Records from a collection:
=-=-=

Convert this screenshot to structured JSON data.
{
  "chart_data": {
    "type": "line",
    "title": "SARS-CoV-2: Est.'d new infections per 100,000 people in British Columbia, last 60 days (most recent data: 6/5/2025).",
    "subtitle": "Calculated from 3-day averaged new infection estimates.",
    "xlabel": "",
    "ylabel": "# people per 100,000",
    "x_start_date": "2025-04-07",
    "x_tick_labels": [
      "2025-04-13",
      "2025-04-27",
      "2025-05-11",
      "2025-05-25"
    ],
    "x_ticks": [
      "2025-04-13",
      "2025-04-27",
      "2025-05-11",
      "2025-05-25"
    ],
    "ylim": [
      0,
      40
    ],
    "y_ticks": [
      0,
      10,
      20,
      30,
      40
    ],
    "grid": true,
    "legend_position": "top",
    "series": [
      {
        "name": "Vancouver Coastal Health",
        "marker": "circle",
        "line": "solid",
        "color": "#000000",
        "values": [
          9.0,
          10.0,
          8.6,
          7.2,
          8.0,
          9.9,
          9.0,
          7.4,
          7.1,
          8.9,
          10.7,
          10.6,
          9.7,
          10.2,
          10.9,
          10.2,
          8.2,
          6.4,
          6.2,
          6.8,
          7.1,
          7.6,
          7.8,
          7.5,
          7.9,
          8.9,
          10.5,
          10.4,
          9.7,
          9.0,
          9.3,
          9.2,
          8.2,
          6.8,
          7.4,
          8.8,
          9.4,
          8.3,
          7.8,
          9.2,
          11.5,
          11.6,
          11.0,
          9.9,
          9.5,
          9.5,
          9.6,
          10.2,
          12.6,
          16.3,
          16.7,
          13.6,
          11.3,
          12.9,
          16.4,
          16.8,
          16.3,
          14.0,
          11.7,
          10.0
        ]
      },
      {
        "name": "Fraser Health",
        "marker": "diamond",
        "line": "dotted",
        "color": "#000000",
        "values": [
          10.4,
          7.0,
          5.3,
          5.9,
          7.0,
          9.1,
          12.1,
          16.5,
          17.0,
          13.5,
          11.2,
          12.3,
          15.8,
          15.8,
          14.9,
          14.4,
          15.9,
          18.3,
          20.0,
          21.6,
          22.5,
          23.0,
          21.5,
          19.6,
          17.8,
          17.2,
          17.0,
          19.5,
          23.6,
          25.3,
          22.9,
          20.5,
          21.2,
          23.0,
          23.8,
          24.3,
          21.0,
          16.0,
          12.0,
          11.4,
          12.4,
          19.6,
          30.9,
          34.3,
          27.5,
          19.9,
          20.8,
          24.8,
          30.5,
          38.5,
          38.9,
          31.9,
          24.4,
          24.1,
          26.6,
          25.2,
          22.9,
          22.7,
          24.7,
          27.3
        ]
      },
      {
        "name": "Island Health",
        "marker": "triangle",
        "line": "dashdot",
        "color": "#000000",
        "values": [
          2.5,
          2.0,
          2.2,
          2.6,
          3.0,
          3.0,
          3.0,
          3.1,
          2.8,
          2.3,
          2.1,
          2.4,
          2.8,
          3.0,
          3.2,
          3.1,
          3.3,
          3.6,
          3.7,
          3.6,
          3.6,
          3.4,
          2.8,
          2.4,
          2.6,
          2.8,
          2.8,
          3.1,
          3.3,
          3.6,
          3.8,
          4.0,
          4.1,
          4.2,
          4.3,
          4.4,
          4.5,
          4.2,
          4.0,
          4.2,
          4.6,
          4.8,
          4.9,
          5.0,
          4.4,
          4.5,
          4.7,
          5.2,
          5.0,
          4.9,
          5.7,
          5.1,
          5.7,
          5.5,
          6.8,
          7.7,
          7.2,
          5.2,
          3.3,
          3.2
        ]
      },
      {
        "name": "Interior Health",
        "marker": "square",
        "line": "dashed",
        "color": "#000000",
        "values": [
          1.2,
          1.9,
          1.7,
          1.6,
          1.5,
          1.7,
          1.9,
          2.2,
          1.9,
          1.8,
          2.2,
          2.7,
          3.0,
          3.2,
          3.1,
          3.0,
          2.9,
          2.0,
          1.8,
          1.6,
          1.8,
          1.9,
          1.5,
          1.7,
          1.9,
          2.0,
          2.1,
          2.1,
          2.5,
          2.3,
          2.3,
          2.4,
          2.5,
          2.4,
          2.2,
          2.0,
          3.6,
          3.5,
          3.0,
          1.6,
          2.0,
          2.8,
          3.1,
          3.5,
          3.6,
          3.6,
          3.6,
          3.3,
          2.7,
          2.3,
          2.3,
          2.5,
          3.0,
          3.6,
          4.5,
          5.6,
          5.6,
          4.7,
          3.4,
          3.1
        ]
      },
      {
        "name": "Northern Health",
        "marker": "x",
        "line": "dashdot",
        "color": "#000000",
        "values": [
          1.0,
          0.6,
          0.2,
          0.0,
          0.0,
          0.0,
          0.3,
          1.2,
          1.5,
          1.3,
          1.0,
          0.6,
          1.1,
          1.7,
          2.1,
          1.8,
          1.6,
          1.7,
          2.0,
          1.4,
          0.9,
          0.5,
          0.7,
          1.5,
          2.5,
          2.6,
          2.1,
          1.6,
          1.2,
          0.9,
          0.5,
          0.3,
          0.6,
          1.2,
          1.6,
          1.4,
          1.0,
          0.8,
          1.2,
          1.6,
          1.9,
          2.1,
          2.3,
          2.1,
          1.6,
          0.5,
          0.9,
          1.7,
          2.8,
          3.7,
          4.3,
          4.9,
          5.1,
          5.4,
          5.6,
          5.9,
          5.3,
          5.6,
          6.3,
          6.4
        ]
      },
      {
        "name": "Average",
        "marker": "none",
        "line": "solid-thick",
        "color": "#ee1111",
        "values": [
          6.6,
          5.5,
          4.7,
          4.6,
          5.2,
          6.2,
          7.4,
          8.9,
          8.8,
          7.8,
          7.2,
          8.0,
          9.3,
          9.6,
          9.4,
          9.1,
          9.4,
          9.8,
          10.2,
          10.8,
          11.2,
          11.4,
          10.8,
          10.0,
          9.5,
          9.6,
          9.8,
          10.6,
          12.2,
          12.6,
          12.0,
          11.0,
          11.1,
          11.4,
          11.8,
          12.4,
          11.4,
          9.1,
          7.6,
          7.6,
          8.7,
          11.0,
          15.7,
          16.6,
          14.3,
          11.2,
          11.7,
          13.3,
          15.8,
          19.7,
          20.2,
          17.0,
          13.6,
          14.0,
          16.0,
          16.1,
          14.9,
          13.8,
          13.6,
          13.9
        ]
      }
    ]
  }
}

=-=-=

## AIM OF THE EXERCISE
Reproduce the records above exactly.

## THE SOLUTION
Convert this screenshot to structured JSON data.
{
  "chart_data": {
    "type": "line",
    "title": "SARS-CoV-2: Est.'d new infections per 100,000 people in British Columbia, last 60 days (most recent data: 6/5/2025).",
    "subtitle": "Calculated from 3-day averaged new infection estimates.",
    "xlabel": "",
    "ylabel": "# people per 100,000",
    "x_start_date": "2025-04-07",
    "x_tick_labels": [
      "2025-04-13",
      "2025-04-27",
      "2025-05-11",
      "2025-05-25"
    ],
    "x_ticks": [
      "2025-04-13",
      "2025-04-27",
      "2025-05-11",
      "2025-05-25"
    ],
    "ylim": [
      0,
      40
    ],
    "y_ticks": [
      0,
      10,
      20,
      30,
      40
    ],
    "grid": true,
    "legend_position": "top",
    "series": [
      {
        "name": "Vancouver Coastal Health",
        "marker": "circle",
        "line": "solid",
        "color": "#000000",
        "values": [
          9.0,
          10.0,
          8.6,
          7.2,
          8.0,
          9.9,
          9.0,
          7.4,
          7.1,
          8.9,
          10.7,
          10.6,
          9.7,
          10.2,
          10.9,
          10.2,
          8.2,
          6.4,
          6.2,
          6.8,
          7.1,
          7.6,
          7.8,
          7.5,
          7.9,
          8.9,
          10.5,
          10.4,
          9.7,
          9.0,
          9.3,
          9.2,
          8.2,
          6.8,
          7.4,
          8.8,
          9.4,
          8.3,
          7.8,
          9.2,
          11.5,
          11.6,
          11.0,
          9.9,
          9.5,
          9.5,
          9.6,
          10.2,
          12.6,
          16.3,
          16.7,
          13.6,
          11.3,
          12.9,
          16.4,
          16.8,
          16.3,
          14.0,
          11.7,
          10.0
        ]
      },
      {
        "name": "Fraser Health",
        "marker": "diamond",
        "line": "dotted",
        "color": "#000000",
        "values": [
          10.4,
          7.0,
          5.3,
          5.9,
          7.0,
          9.1,
          12.1,
          16.5,
          17.0,
          13.5,
          11.2,
          12.3,
          15.8,
          15.8,
          14.9,
          14.4,
          15.9,
          18.3,
          20.0,
          21.6,
          22.5,
          23.0,
          21.5,
          19.6,
          17.8,
          17.2,
          17.0,
          19.5,
          23.6,
          25.3,
          22.9,
          20.5,
          21.2,
          23.0,
          23.8,
          24.3,
          21.0,
          16.0,
          12.0,
          11.4,
          12.4,
          19.6,
          30.9,
          34.3,
          27.5,
          19.9,
          20.8,
          24.8,
          30.5,
          38.5,
          38.9,
          31.9,
          24.4,
          24.1,
          26.6,
          25.2,
          22.9,
          22.7,
          24.7,
          27.3
        ]
      },
      {
        "name": "Island Health",
        "marker": "triangle",
        "line": "dashdot",
        "color": "#000000",
        "values": [
          2.5,
          2.0,
          2.2,
          2.6,
          3.0,
          3.0,
          3.0,
          3.1,
          2.8,
          2.3,
          2.1,
          2.4,
          2.8,
          3.0,
          3.2,
          3.1,
          3.3,
          3.6,
          3.7,
          3.6,
          3.6,
          3.4,
          2.8,
          2.4,
          2.6,
          2.8,
          2.8,
          3.1,
          3.3,
          3.6,
          3.8,
          4.0,
          4.1,
          4.2,
          4.3,
          4.4,
          4.5,
          4.2,
          4.0,
          4.2,
          4.6,
          4.8,
          4.9,
          5.0,
          4.4,
          4.5,
          4.7,
          5.2,
          5.0,
          4.9,
          5.7,
          5.1,
          5.7,
          5.5,
          6.8,
          7.7,
          7.2,
          5.2,
          3.3,
          3.2
        ]
      },
      {
        "name": "Interior Health",
        "marker": "square",
        "line": "dashed",
        "color": "#000000",
        "values": [
          1.2,
          1.9,
          1.7,
          1.6,
          1.5,
          1.7,
          1.9,
          2.2,
          1.9,
          1.8,
          2.2,
          2.7,
          3.0,
          3.2,
          3.1,
          3.0,
          2.9,
          2.0,
          1.8,
          1.6,
          1.8,
          1.9,
          1.5,
          1.7,
          1.9,
          2.0,
          2.1,
          2.1,
          2.5,
          2.3,
          2.3,
          2.4,
          2.5,
          2.4,
          2.2,
          2.0,
          3.6,
          3.5,
          3.0,
          1.6,
          2.0,
          2.8,
          3.1,
          3.5,
          3.6,
          3.6,
          3.6,
          3.3,
          2.7,
          2.3,
          2.3,
          2.5,
          3.0,
          3.6,
          4.5,
          5.6,
          5.6,
          4.7,
          3.4,
          3.1
        ]
      },
      {
        "name": "Northern Health",
        "marker": "x",
        "line": "dashdot",
        "color": "#000000",
        "values": [
          1.0,
          0.6,
          0.2,
          0.0,
          0.0,
          0.0,
          0.3,
          1.2,
          1.5,
          1.3,
          1.0,
          0.6,
          1.1,
          1.7,
          2.1,
          1.8,
          1.6,
          1.7,
          2.0,
          1.4,
          0.9,
          0.5,
          0.7,
          1.5,
          2.5,
          2.6,
          2.1,
          1.6,
          1.2,
          0.9,
          0.5,
          0.3,
          0.6,
          1.2,
          1.6,
          1.4,
          1.0,
          0.8,
          1.2,
          1.6,
          1.9,
          2.1,
          2.3,
          2.1,
          1.6,
          0.5,
          0.9,
          1.7,
          2.8,
          3.7,
          4.3,
          4.9,
          5.1,
          5.4,
          5.6,
          5.9,
          5.3,
          5.6,
          6.3,
          6.4
        ]
      },
      {
        "name": "Average",
        "marker": "none",
        "line": "solid-thick",
        "color": "#ee1111",
        "values": [
          6.6,
          5.5,
          4.7,
          4.6,
          5.2,
          6.2,
          7.4,
          8.9,
          8.8,
          7.8,
          7.2,
          8.0,
          9.3,
          9.6,
          9.4,
          9.1,
          9.4,
          9.8,
          10.2,
          10.8,
          11.2,
          11.4,
          10.8,
          10.0,
          9.5,
          9.6,
          9.8,
          10.6,
          12.2,
          12.6,
          12.0,
          11.0,
          11.1,
          11.4,
          11.8,
          12.4,
          11.4,
          9.1,
          7.6,
          7.6,
          8.7,
          11.0,
          15.7,
          16.6,
          14.3,
          11.2,
          11.7,
          13.3,
          15.8,
          19.7,
          20.2,
          17.0,
          13.6,
          14.0,
          16.0,
          16.1,
          14.9,
          13.8,
          13.6,
          13.9
        ]
      }
    ]
  }
}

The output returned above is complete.